## start

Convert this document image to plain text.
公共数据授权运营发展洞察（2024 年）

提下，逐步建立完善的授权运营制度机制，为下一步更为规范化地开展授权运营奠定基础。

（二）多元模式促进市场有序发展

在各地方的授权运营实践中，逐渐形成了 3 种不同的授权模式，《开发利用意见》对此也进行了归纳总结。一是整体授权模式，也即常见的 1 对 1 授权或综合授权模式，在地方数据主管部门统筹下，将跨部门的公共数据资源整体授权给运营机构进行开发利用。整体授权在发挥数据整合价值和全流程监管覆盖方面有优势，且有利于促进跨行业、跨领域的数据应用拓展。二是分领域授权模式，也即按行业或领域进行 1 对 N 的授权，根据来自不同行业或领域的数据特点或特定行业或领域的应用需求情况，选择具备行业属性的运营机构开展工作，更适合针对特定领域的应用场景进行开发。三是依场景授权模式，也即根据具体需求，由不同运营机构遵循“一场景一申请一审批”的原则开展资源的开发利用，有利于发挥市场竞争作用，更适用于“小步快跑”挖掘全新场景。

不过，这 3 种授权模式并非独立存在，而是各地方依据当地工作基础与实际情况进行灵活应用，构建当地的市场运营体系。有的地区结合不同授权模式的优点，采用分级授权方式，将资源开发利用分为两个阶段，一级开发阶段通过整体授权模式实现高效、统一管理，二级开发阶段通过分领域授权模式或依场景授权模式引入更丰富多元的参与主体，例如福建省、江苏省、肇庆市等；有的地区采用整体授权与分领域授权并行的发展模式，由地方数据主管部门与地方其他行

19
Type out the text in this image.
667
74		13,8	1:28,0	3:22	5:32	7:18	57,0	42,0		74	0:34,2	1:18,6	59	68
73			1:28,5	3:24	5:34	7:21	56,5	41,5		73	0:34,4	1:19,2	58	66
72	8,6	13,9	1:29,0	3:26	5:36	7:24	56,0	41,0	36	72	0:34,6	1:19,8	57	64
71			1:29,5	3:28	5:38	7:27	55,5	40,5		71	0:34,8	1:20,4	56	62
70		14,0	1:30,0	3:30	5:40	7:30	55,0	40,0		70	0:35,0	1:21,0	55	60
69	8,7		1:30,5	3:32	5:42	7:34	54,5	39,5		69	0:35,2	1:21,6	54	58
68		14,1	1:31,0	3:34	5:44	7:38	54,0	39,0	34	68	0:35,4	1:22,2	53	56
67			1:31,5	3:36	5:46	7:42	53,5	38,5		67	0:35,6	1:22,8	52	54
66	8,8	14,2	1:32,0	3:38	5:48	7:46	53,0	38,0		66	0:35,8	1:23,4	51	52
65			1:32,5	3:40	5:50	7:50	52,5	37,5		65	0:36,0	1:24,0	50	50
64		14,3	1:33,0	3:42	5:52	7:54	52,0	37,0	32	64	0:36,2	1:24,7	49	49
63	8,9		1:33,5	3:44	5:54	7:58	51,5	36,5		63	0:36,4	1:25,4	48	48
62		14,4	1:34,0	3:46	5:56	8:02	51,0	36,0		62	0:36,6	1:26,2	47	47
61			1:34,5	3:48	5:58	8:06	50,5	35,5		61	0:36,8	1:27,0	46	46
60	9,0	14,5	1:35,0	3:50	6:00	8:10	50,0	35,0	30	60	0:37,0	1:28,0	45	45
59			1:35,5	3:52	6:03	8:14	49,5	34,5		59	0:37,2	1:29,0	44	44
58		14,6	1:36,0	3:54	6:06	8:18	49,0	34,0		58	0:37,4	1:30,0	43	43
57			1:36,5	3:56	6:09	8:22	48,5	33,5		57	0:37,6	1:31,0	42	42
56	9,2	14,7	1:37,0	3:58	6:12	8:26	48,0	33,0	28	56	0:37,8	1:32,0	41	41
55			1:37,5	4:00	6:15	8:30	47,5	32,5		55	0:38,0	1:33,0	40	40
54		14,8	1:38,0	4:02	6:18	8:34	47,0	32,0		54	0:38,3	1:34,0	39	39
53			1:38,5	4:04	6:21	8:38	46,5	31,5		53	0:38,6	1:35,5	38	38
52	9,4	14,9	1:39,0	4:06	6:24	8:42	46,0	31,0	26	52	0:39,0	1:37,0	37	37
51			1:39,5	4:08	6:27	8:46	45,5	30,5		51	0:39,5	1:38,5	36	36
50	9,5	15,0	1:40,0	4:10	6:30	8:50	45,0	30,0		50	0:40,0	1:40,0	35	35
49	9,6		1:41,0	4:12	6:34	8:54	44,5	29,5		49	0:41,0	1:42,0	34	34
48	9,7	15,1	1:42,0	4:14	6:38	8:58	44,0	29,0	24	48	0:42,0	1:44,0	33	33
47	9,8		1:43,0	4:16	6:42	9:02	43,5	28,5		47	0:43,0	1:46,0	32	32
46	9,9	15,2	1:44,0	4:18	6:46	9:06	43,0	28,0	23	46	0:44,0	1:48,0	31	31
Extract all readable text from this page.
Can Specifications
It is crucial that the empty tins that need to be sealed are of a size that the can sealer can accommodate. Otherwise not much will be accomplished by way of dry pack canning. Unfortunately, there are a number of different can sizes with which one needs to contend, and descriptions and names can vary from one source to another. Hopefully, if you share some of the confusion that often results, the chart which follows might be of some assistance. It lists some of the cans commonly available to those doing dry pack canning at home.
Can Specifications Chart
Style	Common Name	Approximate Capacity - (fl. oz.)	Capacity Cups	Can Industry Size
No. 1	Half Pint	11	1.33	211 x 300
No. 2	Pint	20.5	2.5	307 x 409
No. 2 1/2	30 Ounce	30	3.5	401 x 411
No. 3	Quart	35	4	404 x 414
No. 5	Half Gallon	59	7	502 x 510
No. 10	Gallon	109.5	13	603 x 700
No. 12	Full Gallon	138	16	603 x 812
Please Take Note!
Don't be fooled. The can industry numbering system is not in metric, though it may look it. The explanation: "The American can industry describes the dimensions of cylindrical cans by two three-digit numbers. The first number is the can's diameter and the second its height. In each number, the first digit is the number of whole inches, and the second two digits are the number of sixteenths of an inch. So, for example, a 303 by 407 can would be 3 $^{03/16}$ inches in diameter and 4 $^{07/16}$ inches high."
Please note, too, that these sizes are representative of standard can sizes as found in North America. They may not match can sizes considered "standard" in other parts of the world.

## end

What you should do: Copy each line from the records above that includes the string "number".

Answer in full:
It is crucial that the empty tins that need to be sealed are of a size that the can sealer can accommodate. Otherwise not much will be accomplished by way of dry pack canning. Unfortunately, there are a number of different can sizes with which one needs to contend, and descriptions and names can vary from one source to another. Hopefully, if you share some of the confusion that often results, the chart which follows might be of some assistance. It lists some of the cans commonly available to those doing dry pack canning at home.
Don't be fooled. The can industry numbering system is not in metric, though it may look it. The explanation: "The American can industry describes the dimensions of cylindrical cans by two three-digit numbers. The first number is the can's diameter and the second its height. In each number, the first digit is the number of whole inches, and the second two digits are the number of sixteenths of an inch. So, for example, a 303 by 407 can would be 3 $^{03/16}$ inches in diameter and 4 $^{07/16}$ inches high."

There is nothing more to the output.